- TASK BRIEF:
Examine the entries below, count the lines holding the string "JSON", and respond with the number only.

▽

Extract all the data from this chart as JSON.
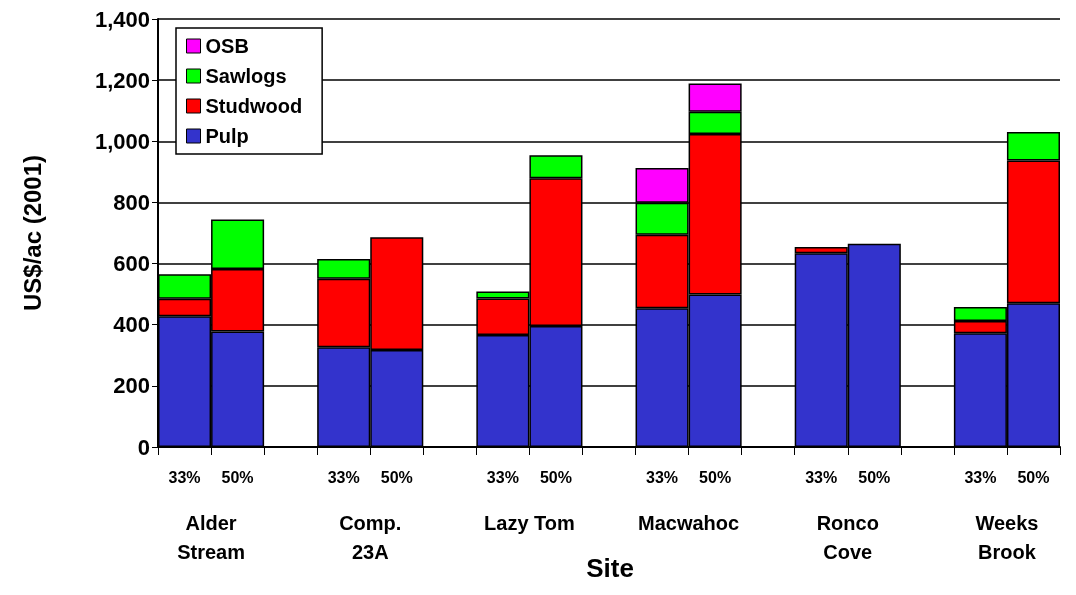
{
  "chart_data": {
    "type": "bar",
    "stacked": true,
    "xlabel": "Site",
    "ylabel": "US$/ac (2001)",
    "categories": [
      "33%",
      "50%",
      null,
      "33%",
      "50%",
      null,
      "33%",
      "50%",
      null,
      "33%",
      "50%",
      null,
      "33%",
      "50%",
      null,
      "33%",
      "50%"
    ],
    "series": [
      {
        "name": "Pulp",
        "color": "#3333cc",
        "values": [
          428,
          378,
          null,
          326,
          317,
          null,
          366,
          396,
          null,
          454,
          499,
          null,
          634,
          665,
          null,
          372,
          470
        ]
      },
      {
        "name": "Studwood",
        "color": "#ff0000",
        "values": [
          57,
          204,
          null,
          224,
          369,
          null,
          120,
          483,
          null,
          240,
          525,
          null,
          20,
          null,
          null,
          40,
          467
        ]
      },
      {
        "name": "Sawlogs",
        "color": "#00ff00",
        "values": [
          80,
          162,
          null,
          65,
          null,
          null,
          23,
          75,
          null,
          105,
          73,
          null,
          null,
          null,
          null,
          46,
          93
        ]
      },
      {
        "name": "OSB",
        "color": "#ff00ff",
        "values": [
          null,
          null,
          null,
          null,
          null,
          null,
          null,
          null,
          null,
          114,
          92,
          null,
          null,
          null,
          null,
          null,
          null
        ]
      }
    ],
    "annotations": [
      "Alder\nStream",
      "Comp.\n23A",
      "Lazy Tom",
      "Macwahoc",
      "Ronco\nCove",
      "Weeks\nBrook"
    ],
    "ylim": [
      0,
      1400
    ],
    "yticks": [
      0,
      200,
      400,
      600,
      800,
      {
        "value": 1000,
        "label": "1,000"
      },
      {
        "value": 1200,
        "label": "1,200"
      },
      {
        "value": 1400,
        "label": "1,400"
      }
    ],
    "grid": "y",
    "legend": "top left"
  }
}
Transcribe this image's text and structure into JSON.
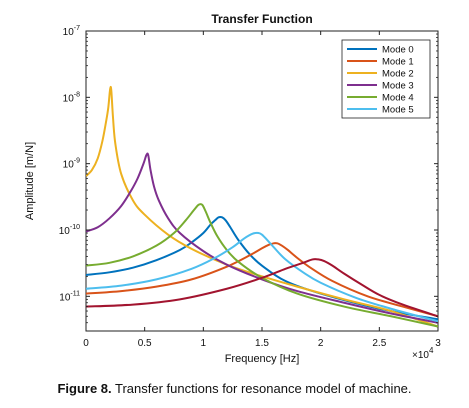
{
  "chart_data": {
    "type": "line",
    "title": "Transfer Function",
    "xlabel": "Frequency [Hz]",
    "ylabel": "Amplitude [m/N]",
    "x_multiplier_label": "×10",
    "x_multiplier_exp": "4",
    "xlim": [
      0,
      30000
    ],
    "ylim": [
      3e-12,
      1e-07
    ],
    "yscale": "log",
    "x_ticks": [
      0,
      5000,
      10000,
      15000,
      20000,
      25000,
      30000
    ],
    "x_tick_labels": [
      "0",
      "0.5",
      "1",
      "1.5",
      "2",
      "2.5",
      "3"
    ],
    "y_ticks": [
      1e-11,
      1e-10,
      1e-09,
      1e-08,
      1e-07
    ],
    "y_tick_base": "10",
    "y_tick_exps": [
      "-11",
      "-10",
      "-9",
      "-8",
      "-7"
    ],
    "grid": false,
    "legend_position": "top-right",
    "series": [
      {
        "name": "Mode 0",
        "color": "#0072BD",
        "x": [
          0,
          2000,
          4000,
          6000,
          8000,
          9000,
          10000,
          10600,
          11000,
          11300,
          11600,
          11900,
          12300,
          13000,
          14000,
          15000,
          17000,
          20000,
          25000,
          30000
        ],
        "y": [
          2.1e-11,
          2.3e-11,
          2.7e-11,
          3.5e-11,
          5e-11,
          6.5e-11,
          9e-11,
          1.2e-10,
          1.4e-10,
          1.55e-10,
          1.55e-10,
          1.4e-10,
          1.1e-10,
          7e-11,
          4.2e-11,
          2.9e-11,
          1.7e-11,
          1.1e-11,
          6.5e-12,
          4.5e-12
        ]
      },
      {
        "name": "Mode 1",
        "color": "#D95319",
        "x": [
          0,
          3000,
          6000,
          9000,
          12000,
          14000,
          15000,
          15600,
          16000,
          16300,
          16700,
          17200,
          18000,
          19000,
          21000,
          24000,
          27000,
          30000
        ],
        "y": [
          1.1e-11,
          1.2e-11,
          1.4e-11,
          1.8e-11,
          2.8e-11,
          4.2e-11,
          5.3e-11,
          6e-11,
          6.3e-11,
          6.3e-11,
          5.8e-11,
          5e-11,
          3.8e-11,
          2.8e-11,
          1.7e-11,
          1e-11,
          7e-12,
          5e-12
        ]
      },
      {
        "name": "Mode 2",
        "color": "#EDB120",
        "x": [
          0,
          500,
          1000,
          1400,
          1700,
          1900,
          2050,
          2150,
          2300,
          2500,
          3000,
          4000,
          5000,
          7000,
          9000,
          12000,
          15000,
          18000,
          22000,
          26000,
          30000
        ],
        "y": [
          6.5e-10,
          8e-10,
          1.2e-09,
          2.2e-09,
          4.2e-09,
          7e-09,
          1.3e-08,
          1.3e-08,
          5e-09,
          2e-09,
          7e-10,
          2.8e-10,
          1.7e-10,
          8.5e-11,
          5.2e-11,
          3e-11,
          2e-11,
          1.4e-11,
          9e-12,
          6e-12,
          3.5e-12
        ]
      },
      {
        "name": "Mode 3",
        "color": "#7E2F8E",
        "x": [
          0,
          1000,
          2000,
          3000,
          3800,
          4400,
          4900,
          5150,
          5300,
          5500,
          5800,
          6200,
          7000,
          8000,
          10000,
          12000,
          15000,
          18000,
          22000,
          26000,
          30000
        ],
        "y": [
          9.5e-11,
          1.1e-10,
          1.5e-10,
          2.3e-10,
          3.8e-10,
          6e-10,
          1e-09,
          1.35e-09,
          1.35e-09,
          8e-10,
          4.5e-10,
          2.8e-10,
          1.5e-10,
          9e-11,
          4.8e-11,
          3e-11,
          1.8e-11,
          1.2e-11,
          8e-12,
          5.5e-12,
          4e-12
        ]
      },
      {
        "name": "Mode 4",
        "color": "#77AC30",
        "x": [
          0,
          2000,
          4000,
          6000,
          7500,
          8500,
          9200,
          9600,
          9900,
          10200,
          10600,
          11200,
          12000,
          13000,
          15000,
          18000,
          22000,
          26000,
          30000
        ],
        "y": [
          2.9e-11,
          3.2e-11,
          4e-11,
          5.8e-11,
          9e-11,
          1.4e-10,
          2e-10,
          2.4e-10,
          2.4e-10,
          1.9e-10,
          1.3e-10,
          8e-11,
          5e-11,
          3.3e-11,
          1.9e-11,
          1.1e-11,
          7e-12,
          5e-12,
          3.5e-12
        ]
      },
      {
        "name": "Mode 5",
        "color": "#4DBEEE",
        "x": [
          0,
          3000,
          6000,
          9000,
          11000,
          12500,
          13500,
          14200,
          14700,
          15000,
          15400,
          16000,
          17000,
          18500,
          20000,
          23000,
          26000,
          30000
        ],
        "y": [
          1.3e-11,
          1.45e-11,
          1.8e-11,
          2.6e-11,
          3.8e-11,
          5.5e-11,
          7.5e-11,
          8.8e-11,
          9e-11,
          8.5e-11,
          7.2e-11,
          5.5e-11,
          3.6e-11,
          2.3e-11,
          1.6e-11,
          9.5e-12,
          6.5e-12,
          4.2e-12
        ]
      },
      {
        "name": "",
        "color": "#A2142F",
        "x": [
          0,
          4000,
          8000,
          12000,
          15000,
          17000,
          18500,
          19300,
          19800,
          20300,
          21000,
          22000,
          23500,
          25000,
          27000,
          30000
        ],
        "y": [
          7e-12,
          7.5e-12,
          9e-12,
          1.3e-11,
          1.9e-11,
          2.6e-11,
          3.2e-11,
          3.6e-11,
          3.6e-11,
          3.4e-11,
          2.9e-11,
          2.2e-11,
          1.5e-11,
          1.05e-11,
          7.5e-12,
          5e-12
        ]
      }
    ]
  },
  "caption": {
    "label": "Figure 8.",
    "text": " Transfer functions for resonance model of machine."
  }
}
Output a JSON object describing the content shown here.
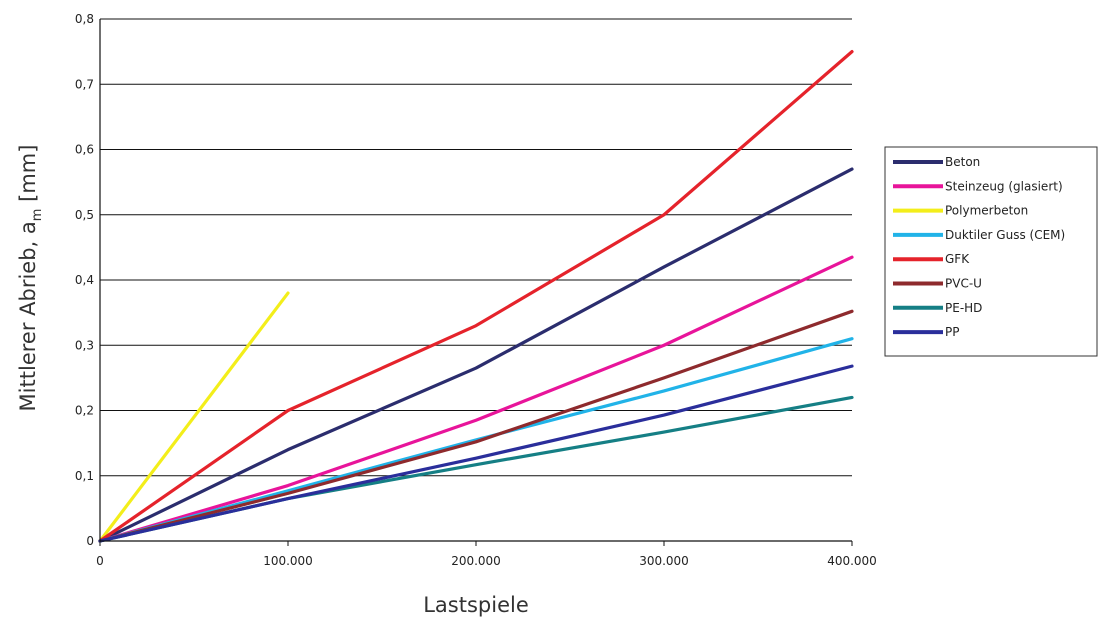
{
  "chart_data": {
    "type": "line",
    "title": "",
    "xlabel": "Lastspiele",
    "ylabel": "Mittlerer Abrieb, a",
    "ylabel_subscript": "m",
    "ylabel_unit": " [mm]",
    "xlim": [
      0,
      400000
    ],
    "ylim": [
      0,
      0.8
    ],
    "x_ticks": [
      0,
      100000,
      200000,
      300000,
      400000
    ],
    "x_tick_labels": [
      "0",
      "100.000",
      "200.000",
      "300.000",
      "400.000"
    ],
    "y_ticks": [
      0,
      0.1,
      0.2,
      0.3,
      0.4,
      0.5,
      0.6,
      0.7,
      0.8
    ],
    "y_tick_labels": [
      "0",
      "0,1",
      "0,2",
      "0,3",
      "0,4",
      "0,5",
      "0,6",
      "0,7",
      "0,8"
    ],
    "grid": "horizontal",
    "legend_position": "right",
    "series": [
      {
        "name": "Beton",
        "color": "#2b2d6e",
        "points": [
          [
            0,
            0
          ],
          [
            100000,
            0.14
          ],
          [
            200000,
            0.265
          ],
          [
            300000,
            0.42
          ],
          [
            400000,
            0.57
          ]
        ]
      },
      {
        "name": "Steinzeug (glasiert)",
        "color": "#e8149a",
        "points": [
          [
            0,
            0
          ],
          [
            100000,
            0.085
          ],
          [
            200000,
            0.185
          ],
          [
            300000,
            0.3
          ],
          [
            400000,
            0.435
          ]
        ]
      },
      {
        "name": "Polymerbeton",
        "color": "#f3ee1a",
        "points": [
          [
            0,
            0
          ],
          [
            100000,
            0.38
          ]
        ]
      },
      {
        "name": "Duktiler Guss (CEM)",
        "color": "#21b3e8",
        "points": [
          [
            0,
            0
          ],
          [
            100000,
            0.077
          ],
          [
            200000,
            0.155
          ],
          [
            300000,
            0.23
          ],
          [
            400000,
            0.31
          ]
        ]
      },
      {
        "name": "GFK",
        "color": "#e5232b",
        "points": [
          [
            0,
            0
          ],
          [
            100000,
            0.2
          ],
          [
            200000,
            0.33
          ],
          [
            300000,
            0.5
          ],
          [
            400000,
            0.75
          ]
        ]
      },
      {
        "name": "PVC-U",
        "color": "#8e2a2d",
        "points": [
          [
            0,
            0
          ],
          [
            100000,
            0.073
          ],
          [
            200000,
            0.152
          ],
          [
            300000,
            0.25
          ],
          [
            400000,
            0.352
          ]
        ]
      },
      {
        "name": "PE-HD",
        "color": "#157f85",
        "points": [
          [
            0,
            0
          ],
          [
            100000,
            0.065
          ],
          [
            200000,
            0.117
          ],
          [
            300000,
            0.167
          ],
          [
            400000,
            0.22
          ]
        ]
      },
      {
        "name": "PP",
        "color": "#2a2e9b",
        "points": [
          [
            0,
            0
          ],
          [
            100000,
            0.065
          ],
          [
            200000,
            0.127
          ],
          [
            300000,
            0.193
          ],
          [
            400000,
            0.268
          ]
        ]
      }
    ]
  }
}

△

- ANSWER TO THIS EXERCISE:
3